**PROBLEM DETAILS**
Exact copies are required of the lines from the line containing "Enumerate this screenshot's" through the final line of the listing, both included, and of no other lines.

**GIVEN RECORDS**
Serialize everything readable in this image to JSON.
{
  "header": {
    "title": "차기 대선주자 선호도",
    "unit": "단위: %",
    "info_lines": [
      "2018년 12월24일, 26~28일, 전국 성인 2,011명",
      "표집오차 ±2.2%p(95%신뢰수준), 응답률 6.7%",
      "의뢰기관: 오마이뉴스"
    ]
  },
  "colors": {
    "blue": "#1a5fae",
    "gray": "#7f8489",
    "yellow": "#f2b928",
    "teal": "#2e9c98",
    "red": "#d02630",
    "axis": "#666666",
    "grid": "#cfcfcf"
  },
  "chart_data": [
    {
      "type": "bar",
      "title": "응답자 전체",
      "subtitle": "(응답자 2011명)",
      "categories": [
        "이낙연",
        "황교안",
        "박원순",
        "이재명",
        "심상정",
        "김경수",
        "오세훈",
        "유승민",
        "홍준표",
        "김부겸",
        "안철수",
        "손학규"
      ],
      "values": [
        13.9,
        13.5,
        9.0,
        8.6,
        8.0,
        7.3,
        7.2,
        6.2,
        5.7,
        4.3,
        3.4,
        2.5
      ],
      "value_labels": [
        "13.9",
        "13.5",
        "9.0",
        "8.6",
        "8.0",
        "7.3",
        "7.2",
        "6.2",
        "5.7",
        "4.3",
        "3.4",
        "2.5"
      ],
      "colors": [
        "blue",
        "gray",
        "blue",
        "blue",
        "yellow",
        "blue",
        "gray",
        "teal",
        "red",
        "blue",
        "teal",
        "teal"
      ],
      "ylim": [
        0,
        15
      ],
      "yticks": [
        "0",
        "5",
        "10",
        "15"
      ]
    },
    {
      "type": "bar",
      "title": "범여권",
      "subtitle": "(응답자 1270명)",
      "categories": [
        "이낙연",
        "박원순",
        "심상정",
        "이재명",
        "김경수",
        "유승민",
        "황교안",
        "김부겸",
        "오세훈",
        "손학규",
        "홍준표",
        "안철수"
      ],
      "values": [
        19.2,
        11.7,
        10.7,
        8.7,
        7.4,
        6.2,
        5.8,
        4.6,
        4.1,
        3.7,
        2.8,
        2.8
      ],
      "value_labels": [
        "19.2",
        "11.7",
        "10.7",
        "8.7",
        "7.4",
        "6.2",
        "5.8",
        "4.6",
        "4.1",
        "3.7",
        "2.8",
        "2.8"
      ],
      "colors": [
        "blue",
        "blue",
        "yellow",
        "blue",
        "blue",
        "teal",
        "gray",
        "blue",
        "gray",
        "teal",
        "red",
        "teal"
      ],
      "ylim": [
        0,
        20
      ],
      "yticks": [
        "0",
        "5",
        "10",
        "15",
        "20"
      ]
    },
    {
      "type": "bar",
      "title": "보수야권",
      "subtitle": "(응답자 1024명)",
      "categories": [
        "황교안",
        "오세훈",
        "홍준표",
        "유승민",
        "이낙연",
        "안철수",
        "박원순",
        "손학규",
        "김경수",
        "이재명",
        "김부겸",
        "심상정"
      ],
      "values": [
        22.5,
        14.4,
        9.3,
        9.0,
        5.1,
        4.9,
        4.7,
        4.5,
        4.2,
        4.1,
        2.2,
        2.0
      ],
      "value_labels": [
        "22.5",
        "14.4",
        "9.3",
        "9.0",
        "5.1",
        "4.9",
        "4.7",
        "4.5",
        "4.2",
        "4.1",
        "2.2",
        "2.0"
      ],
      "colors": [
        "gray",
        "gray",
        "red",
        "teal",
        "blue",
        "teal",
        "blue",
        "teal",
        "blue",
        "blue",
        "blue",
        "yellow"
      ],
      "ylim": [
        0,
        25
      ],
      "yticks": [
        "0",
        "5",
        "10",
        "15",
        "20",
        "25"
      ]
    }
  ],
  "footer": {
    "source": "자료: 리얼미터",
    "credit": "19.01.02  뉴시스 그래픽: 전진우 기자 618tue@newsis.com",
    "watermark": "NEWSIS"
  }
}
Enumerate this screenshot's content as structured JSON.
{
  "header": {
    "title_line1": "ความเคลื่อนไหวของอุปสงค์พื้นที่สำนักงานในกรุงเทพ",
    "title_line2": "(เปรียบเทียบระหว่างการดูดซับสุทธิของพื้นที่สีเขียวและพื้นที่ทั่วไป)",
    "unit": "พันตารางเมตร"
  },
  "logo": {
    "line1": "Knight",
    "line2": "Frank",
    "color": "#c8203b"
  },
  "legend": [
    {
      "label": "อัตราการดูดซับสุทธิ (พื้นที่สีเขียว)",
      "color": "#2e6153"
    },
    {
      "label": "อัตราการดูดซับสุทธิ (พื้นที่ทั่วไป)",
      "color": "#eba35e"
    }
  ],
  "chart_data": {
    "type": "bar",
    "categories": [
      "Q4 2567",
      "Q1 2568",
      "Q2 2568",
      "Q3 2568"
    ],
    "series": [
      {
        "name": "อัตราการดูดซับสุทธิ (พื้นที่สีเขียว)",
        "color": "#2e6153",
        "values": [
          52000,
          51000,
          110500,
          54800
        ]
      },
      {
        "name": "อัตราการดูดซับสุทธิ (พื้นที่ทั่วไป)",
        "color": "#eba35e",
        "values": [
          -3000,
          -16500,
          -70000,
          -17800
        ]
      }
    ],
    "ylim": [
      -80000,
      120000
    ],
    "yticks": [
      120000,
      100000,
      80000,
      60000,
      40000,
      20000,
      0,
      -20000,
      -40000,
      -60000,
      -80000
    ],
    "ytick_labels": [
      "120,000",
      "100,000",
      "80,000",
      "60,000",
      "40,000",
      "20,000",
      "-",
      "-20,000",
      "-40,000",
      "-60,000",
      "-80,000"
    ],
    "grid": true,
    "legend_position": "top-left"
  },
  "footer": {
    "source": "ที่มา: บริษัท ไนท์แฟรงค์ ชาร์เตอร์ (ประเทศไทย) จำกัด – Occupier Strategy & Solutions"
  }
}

**IN RESPONSE**
Enumerate this screenshot's content as structured JSON.
{
  "header": {
    "title_line1": "ความเคลื่อนไหวของอุปสงค์พื้นที่สำนักงานในกรุงเทพ",
    "title_line2": "(เปรียบเทียบระหว่างการดูดซับสุทธิของพื้นที่สีเขียวและพื้นที่ทั่วไป)",
    "unit": "พันตารางเมตร"
  },
  "logo": {
    "line1": "Knight",
    "line2": "Frank",
    "color": "#c8203b"
  },
  "legend": [
    {
      "label": "อัตราการดูดซับสุทธิ (พื้นที่สีเขียว)",
      "color": "#2e6153"
    },
    {
      "label": "อัตราการดูดซับสุทธิ (พื้นที่ทั่วไป)",
      "color": "#eba35e"
    }
  ],
  "chart_data": {
    "type": "bar",
    "categories": [
      "Q4 2567",
      "Q1 2568",
      "Q2 2568",
      "Q3 2568"
    ],
    "series": [
      {
        "name": "อัตราการดูดซับสุทธิ (พื้นที่สีเขียว)",
        "color": "#2e6153",
        "values": [
          52000,
          51000,
          110500,
          54800
        ]
      },
      {
        "name": "อัตราการดูดซับสุทธิ (พื้นที่ทั่วไป)",
        "color": "#eba35e",
        "values": [
          -3000,
          -16500,
          -70000,
          -17800
        ]
      }
    ],
    "ylim": [
      -80000,
      120000
    ],
    "yticks": [
      120000,
      100000,
      80000,
      60000,
      40000,
      20000,
      0,
      -20000,
      -40000,
      -60000,
      -80000
    ],
    "ytick_labels": [
      "120,000",
      "100,000",
      "80,000",
      "60,000",
      "40,000",
      "20,000",
      "-",
      "-20,000",
      "-40,000",
      "-60,000",
      "-80,000"
    ],
    "grid": true,
    "legend_position": "top-left"
  },
  "footer": {
    "source": "ที่มา: บริษัท ไนท์แฟรงค์ ชาร์เตอร์ (ประเทศไทย) จำกัด – Occupier Strategy & Solutions"
  }
}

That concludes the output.